- DIRECTION -
Look through the material and copy each line holding "travail".

-----

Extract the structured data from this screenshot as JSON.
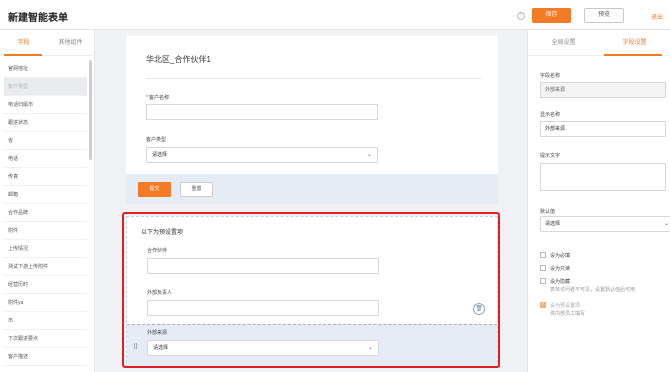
{
  "header": {
    "title": "新建智能表单",
    "help_glyph": "?",
    "save_label": "保存",
    "preview_label": "预览",
    "exit_label": "退出"
  },
  "left_panel": {
    "tabs": [
      "字段",
      "其他组件"
    ],
    "fields": [
      "官网地址",
      "客户类型",
      "电话归属市",
      "跟进状态",
      "省",
      "电话",
      "传真",
      "邮箱",
      "合作品牌",
      "附件",
      "上传情况",
      "测试下游上传附件",
      "经营历时",
      "附件ya",
      "市",
      "下次跟进要点",
      "客户描述"
    ]
  },
  "form": {
    "title": "华北区_合作伙伴1",
    "customer_name_label": "客户名称",
    "customer_type_label": "客户类型",
    "select_placeholder": "请选择",
    "submit_label": "提交",
    "reset_label": "重置"
  },
  "preset": {
    "title": "以下为预设置项",
    "partner_label": "合作伙伴",
    "owner_label": "外部负责人",
    "source_label": "外部来源",
    "source_value": "请选择"
  },
  "right_panel": {
    "tabs": [
      "全局设置",
      "字段设置"
    ],
    "field_name_label": "字段名称",
    "field_name_value": "外部来源",
    "display_name_label": "显示名称",
    "display_name_value": "外部来源",
    "hint_label": "提示文字",
    "default_label": "默认值",
    "default_value": "请选择",
    "required_label": "设为必填",
    "readonly_label": "设为只读",
    "hidden_label": "设为隐藏",
    "hidden_hint": "表单访问者不可见，设置默认值后可用",
    "preset_label": "设为预设置项",
    "preset_hint": "供内部员工填写"
  },
  "colors": {
    "accent": "#f47b25",
    "highlight_frame": "#e02020"
  }
}
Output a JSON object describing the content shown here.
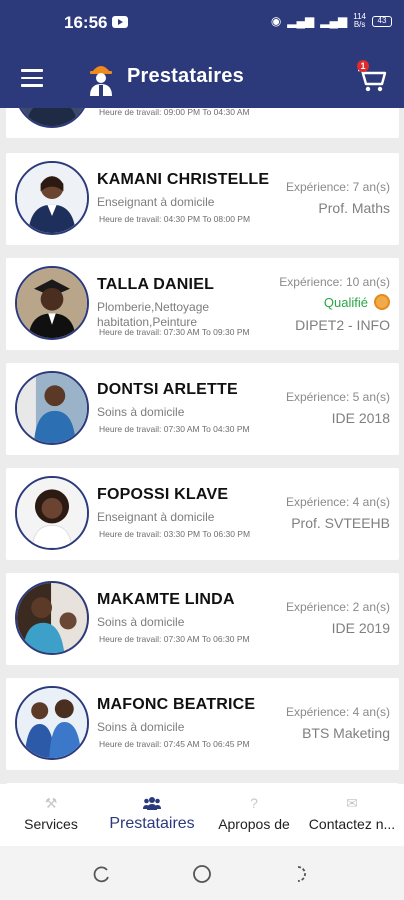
{
  "status_bar": {
    "time": "16:56",
    "speed": "114\nB/s",
    "battery": "43"
  },
  "app_bar": {
    "title": "Prestataires",
    "cart_count": "1"
  },
  "providers": [
    {
      "name": "",
      "service": "",
      "hours": "Heure de travail: 09:00 PM To 04:30 AM",
      "experience": "",
      "specialty": "",
      "qualified": ""
    },
    {
      "name": "KAMANI CHRISTELLE",
      "service": "Enseignant à domicile",
      "hours": "Heure de travail: 04:30 PM To 08:00 PM",
      "experience": "Expérience: 7 an(s)",
      "specialty": "Prof. Maths",
      "qualified": ""
    },
    {
      "name": "TALLA DANIEL",
      "service": "Plomberie,Nettoyage habitation,Peinture",
      "hours": "Heure de travail: 07:30 AM To 09:30 PM",
      "experience": "Expérience: 10 an(s)",
      "specialty": "DIPET2 - INFO",
      "qualified": "Qualifié"
    },
    {
      "name": "DONTSI ARLETTE",
      "service": "Soins à domicile",
      "hours": "Heure de travail: 07:30 AM To 04:30 PM",
      "experience": "Expérience: 5 an(s)",
      "specialty": "IDE 2018",
      "qualified": ""
    },
    {
      "name": "FOPOSSI KLAVE",
      "service": "Enseignant à domicile",
      "hours": "Heure de travail: 03:30 PM To 06:30 PM",
      "experience": "Expérience: 4 an(s)",
      "specialty": "Prof. SVTEEHB",
      "qualified": ""
    },
    {
      "name": "MAKAMTE LINDA",
      "service": "Soins à domicile",
      "hours": "Heure de travail: 07:30 AM To 06:30 PM",
      "experience": "Expérience: 2 an(s)",
      "specialty": "IDE 2019",
      "qualified": ""
    },
    {
      "name": "MAFONC BEATRICE",
      "service": "Soins à domicile",
      "hours": "Heure de travail: 07:45 AM To 06:45 PM",
      "experience": "Expérience: 4 an(s)",
      "specialty": "BTS Maketing",
      "qualified": ""
    }
  ],
  "bottom_nav": [
    {
      "label": "Services",
      "icon": "wrench-icon"
    },
    {
      "label": "Prestataires",
      "icon": "people-icon"
    },
    {
      "label": "Apropos de",
      "icon": "question-icon"
    },
    {
      "label": "Contactez n...",
      "icon": "mail-icon"
    }
  ],
  "colors": {
    "primary": "#2c3a7c",
    "qualified": "#28a745",
    "badge": "#e02b2b"
  }
}
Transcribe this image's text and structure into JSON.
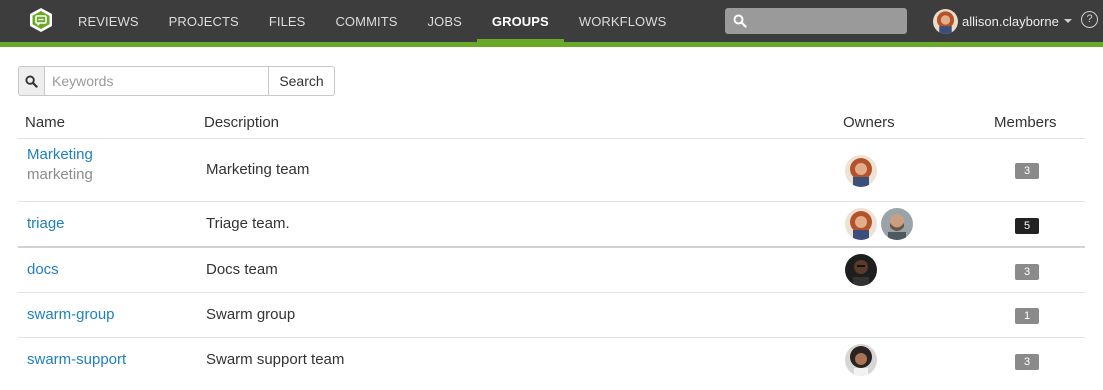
{
  "nav": {
    "items": [
      "REVIEWS",
      "PROJECTS",
      "FILES",
      "COMMITS",
      "JOBS",
      "GROUPS",
      "WORKFLOWS"
    ],
    "active": "GROUPS",
    "search_placeholder": "",
    "user": "allison.clayborne",
    "help": "?"
  },
  "filter": {
    "placeholder": "Keywords",
    "button": "Search"
  },
  "table": {
    "headers": {
      "name": "Name",
      "description": "Description",
      "owners": "Owners",
      "members": "Members"
    },
    "rows": [
      {
        "name": "Marketing",
        "id": "marketing",
        "description": "Marketing team",
        "owners": [
          "allison"
        ],
        "members": "3"
      },
      {
        "name": "triage",
        "description": "Triage team.",
        "owners": [
          "allison",
          "bearded-man"
        ],
        "members": "5"
      },
      {
        "name": "docs",
        "description": "Docs team",
        "owners": [
          "dark-portrait"
        ],
        "members": "3"
      },
      {
        "name": "swarm-group",
        "description": "Swarm group",
        "owners": [],
        "members": "1"
      },
      {
        "name": "swarm-support",
        "description": "Swarm support team",
        "owners": [
          "curly-woman"
        ],
        "members": "3"
      }
    ]
  },
  "colors": {
    "nav_bg": "#3d3d3d",
    "accent": "#6aa827",
    "link": "#1f80c0",
    "badge": "#8a8a8a",
    "badge_dark": "#222222"
  }
}
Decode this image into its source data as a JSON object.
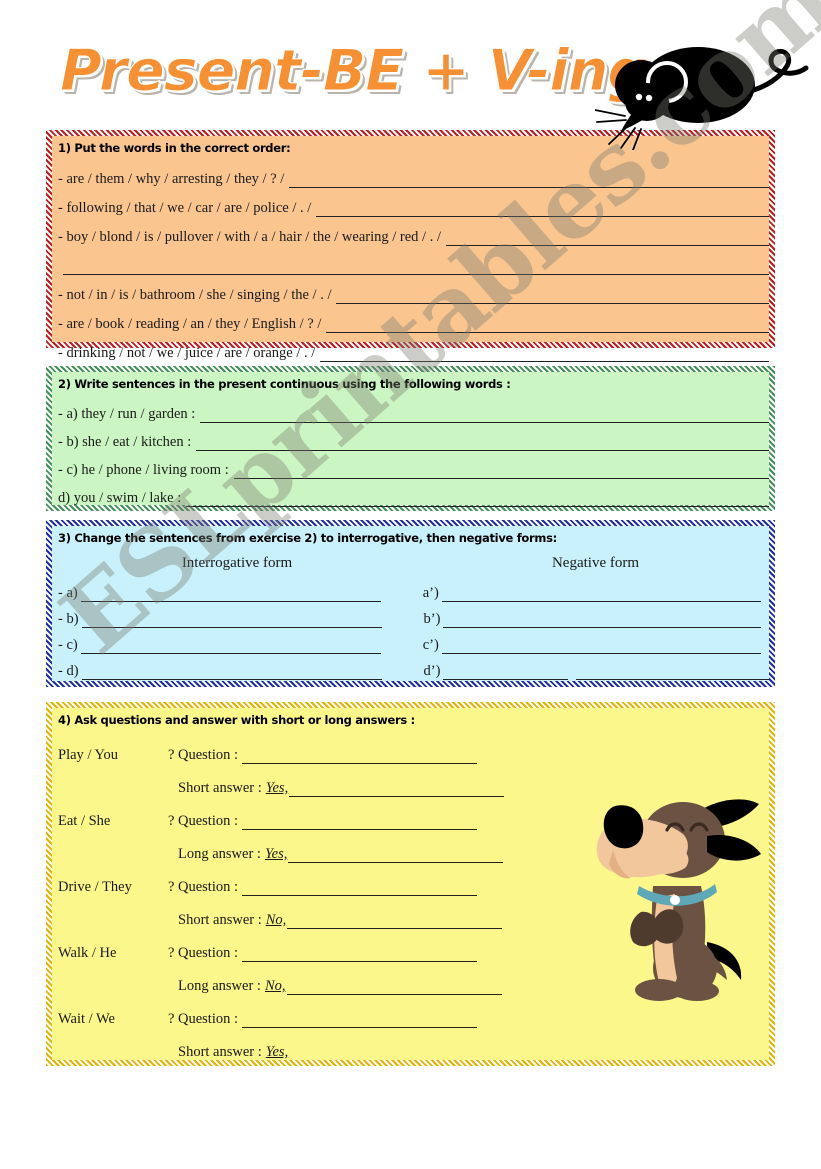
{
  "title": "Present-BE + V-ing",
  "watermark": "ESLprintables.com",
  "art": {
    "mouse": "mouse-illustration",
    "dog": "dog-illustration"
  },
  "section1": {
    "heading": "1) Put the words in the correct order:",
    "items": [
      "- are / them / why / arresting / they / ? /",
      "- following / that / we / car / are / police / . /",
      "- boy / blond / is / pullover / with / a / hair / the / wearing / red / . /",
      "",
      "- not / in / is / bathroom / she / singing / the / . /",
      "- are / book / reading / an / they /  English / ? /",
      "- drinking / not / we / juice / are / orange / . /"
    ]
  },
  "section2": {
    "heading": "2) Write sentences in the present continuous using the following words :",
    "items": [
      "- a)  they / run / garden :",
      "- b) she / eat / kitchen :",
      "- c) he / phone / living room :",
      " d) you / swim / lake :"
    ]
  },
  "section3": {
    "heading": "3) Change the sentences from exercise 2)  to interrogative, then negative forms:",
    "column_headers": [
      "Interrogative form",
      "Negative form"
    ],
    "rows": [
      {
        "left": "- a)",
        "right": "a’)"
      },
      {
        "left": "- b)",
        "right": "b’)"
      },
      {
        "left": "- c)",
        "right": "c’)"
      },
      {
        "left": "- d)",
        "right": "d’)"
      }
    ]
  },
  "section4": {
    "heading": "4) Ask questions and answer with short or long answers :",
    "question_label": "Question :",
    "blocks": [
      {
        "cue": "Play / You",
        "mark": "?",
        "answer_label": "Short answer :",
        "answer_prefill": "Yes,"
      },
      {
        "cue": "Eat / She",
        "mark": "?",
        "answer_label": "Long answer :",
        "answer_prefill": "Yes,"
      },
      {
        "cue": "Drive / They",
        "mark": "?",
        "answer_label": "Short answer :",
        "answer_prefill": "No,"
      },
      {
        "cue": "Walk / He",
        "mark": "?",
        "answer_label": "Long answer :",
        "answer_prefill": "No,"
      },
      {
        "cue": "Wait / We",
        "mark": "?",
        "answer_label": "Short answer :",
        "answer_prefill": "Yes,"
      }
    ]
  },
  "colors": {
    "title": "#F79033",
    "section1_fill": "#FBC590",
    "section1_border": "#C01A1A",
    "section2_fill": "#CBF5C2",
    "section2_border": "#3F9158",
    "section3_fill": "#C9F1FB",
    "section3_border": "#1C2FA8",
    "section4_fill": "#FBF78B",
    "section4_border": "#E0B400"
  }
}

-----

- TASK ANSWER -
      "hours": "Heure de travail: 09:00 PM To 04:30 AM",
      "hours": "Heure de travail: 04:30 PM To 08:00 PM",
      "hours": "Heure de travail: 07:30 AM To 09:30 PM",
      "hours": "Heure de travail: 07:30 AM To 04:30 PM",
      "hours": "Heure de travail: 03:30 PM To 06:30 PM",
      "hours": "Heure de travail: 07:30 AM To 06:30 PM",
      "hours": "Heure de travail: 07:45 AM To 06:45 PM",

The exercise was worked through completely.